> _REQUESTS_
a – From the contact center agent feedback article, extract the passage between "Not all contact" and "your feedback game.", inclusive, copying it word for word.
b – In the contact center agent feedback article, which journal published the 2022 studies on the gap between wanting and giving feedback?
c – Carry on writing the contact center agent feedback article from its final sentence.

--- SOURCE TEXT ---

5 Points for Effective Contact Center Agent Feedback

woman playing guitar as play on contact center agent feedback

5 Points for Effective Contact Center Agent Feedback

One definition of feedback from the Cambridge dictionary is “the sudden, high, unpleasant noise sometimes produced by an amplifier when sound it produces is put back into it: Jimi Hendrix loved to fling his guitar around to get weird and wonderful sounds from the feedback.” Jimi Hendrix and his guitar virtuosity aside, we are focusing on their business use of the word feedback: information about something such as a new product or someone’s work, that provides an idea of whether people like it or whether it is good: In particular, this is about providing quality feedback to customer service agents that improves performance and company culture. Agents learning to perform at the industry comparable level of a guitar legend is supported by effective contact center agent feedback.

Feedback is Wanted

Have you ever found out you had something in your teeth hours after eating when you looked in the mirror? You talked to multiple people but no one said anything about that glaring piece of spinach. People want feedback more than they actually give it. According to 2022 studies in the Journal of Personality and Social Psychology, this gap is especially wide in workplace situations. As a leader, ask yourself if any of the following reasons are preventing you from giving feedback:

  • underestimating the desirability of feedback
  • discomfort in giving feedback
  • fear of negative reception

From one of the authors of the study: “Even if you feel hesitant to give feedback, we recommend you give it: the person most likely wants it more than you think,” Abi-Esber told PsyPost.  “Secondly, if you’re still hesitant about giving feedback, take a second and imagine you were in the other person’s shoes, and ask yourself if you would want feedback if you were them.  Most likely you would, and this realization can help empower you to give them feedback.”

Not all contact center agent feedback is equal though. The quality, timbre and focus of the feedback matter. 

Feedback isn’t cut and dry because people aren’t. Striking the right balance for your company is key. Consider using the following nuanced elements to up your feedback game.

--- MATERIAL PROVIDED ---

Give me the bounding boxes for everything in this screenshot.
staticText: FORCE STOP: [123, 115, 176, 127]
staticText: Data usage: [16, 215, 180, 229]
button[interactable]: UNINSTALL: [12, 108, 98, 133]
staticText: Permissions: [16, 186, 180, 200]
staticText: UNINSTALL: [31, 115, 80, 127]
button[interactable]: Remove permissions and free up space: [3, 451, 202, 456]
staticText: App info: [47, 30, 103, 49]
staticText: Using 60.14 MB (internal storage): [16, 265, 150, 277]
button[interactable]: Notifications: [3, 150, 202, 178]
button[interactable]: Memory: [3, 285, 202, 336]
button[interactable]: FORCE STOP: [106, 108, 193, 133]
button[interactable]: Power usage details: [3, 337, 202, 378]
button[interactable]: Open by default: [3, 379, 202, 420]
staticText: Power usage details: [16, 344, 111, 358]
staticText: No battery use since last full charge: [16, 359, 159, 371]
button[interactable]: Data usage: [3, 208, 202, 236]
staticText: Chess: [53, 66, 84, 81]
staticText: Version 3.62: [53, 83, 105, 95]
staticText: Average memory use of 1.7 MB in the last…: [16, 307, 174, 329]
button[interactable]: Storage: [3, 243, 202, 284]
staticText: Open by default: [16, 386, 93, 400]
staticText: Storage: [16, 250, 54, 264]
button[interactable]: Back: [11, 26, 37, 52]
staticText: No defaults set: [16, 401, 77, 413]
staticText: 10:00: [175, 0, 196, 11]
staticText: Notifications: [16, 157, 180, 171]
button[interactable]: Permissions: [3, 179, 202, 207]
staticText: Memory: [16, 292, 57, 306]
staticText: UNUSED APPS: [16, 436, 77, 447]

---

> _TASK RESPONSES_
a –
Not all contact center agent feedback is equal though. The quality, timbre and focus of the feedback matter. 

Feedback isn’t cut and dry because people aren’t. Striking the right balance for your company is key. Consider using the following nuanced elements to up your feedback game.

b – The Journal of Personality and Social Psychology.

c –
1) Empathy and Expectation

The way in which feedback is given has a significant impact on how it is received and acted upon. The empathy you show your agents impacts the empathy they bring to customers. Make an effort to understand the unique and challenging role your agents play in your business. Appreciate their contributions, hear their concerns, but balance empathy with professional expectation.

A study on the impact of leader agreeableness, Constructive feedback: When leader agreeableness stifles team reflexivity, revealed it negatively impacts team performance and growth. Agreeableness, or the character trait of prioritizing being pleasing or likable over being seen as demanding or harsh, is found effective in relational aspects of the workplace but not in performance aspects. The study found that constructive feedback from agreeable leaders made less of an impression because it didn’t cause workers to reflect on their own performance. That reflection is a catalyst to improvement.

This isn’t to advocate harshness, but clarity. Critical feedback with an overly positive tone is confusing. Be clear about the results you want to see and make sure your agents know where they are excelling, which leads to the next point.

2) Positive and Negative Contact Center Agent Feedback

It isn’t simply about doling out positive feedback alongside the negative. They do not have equal impact.

It’s amazing how one nasty comment can eclipse multiple positive ones. This human tendency of negativity bias has shown the brain devotes more mental energy toward processing negative stimuli. 

The intent of agent feedback is to use acknowledgement of poor performance to create reflexivity and positive change. One tool for doing that is to balance the bad with the good. 

Studies have found the best ratio of positive to negative feedback for improved performance is 5 to 1. Acknowledge agent accomplishments and examples of stellar service. Also identify the day to day things agents have been doing well that you want them to continue doing well.

Negative statements yield a stronger blow, but positive ones keep people doing what they are best at and improving it.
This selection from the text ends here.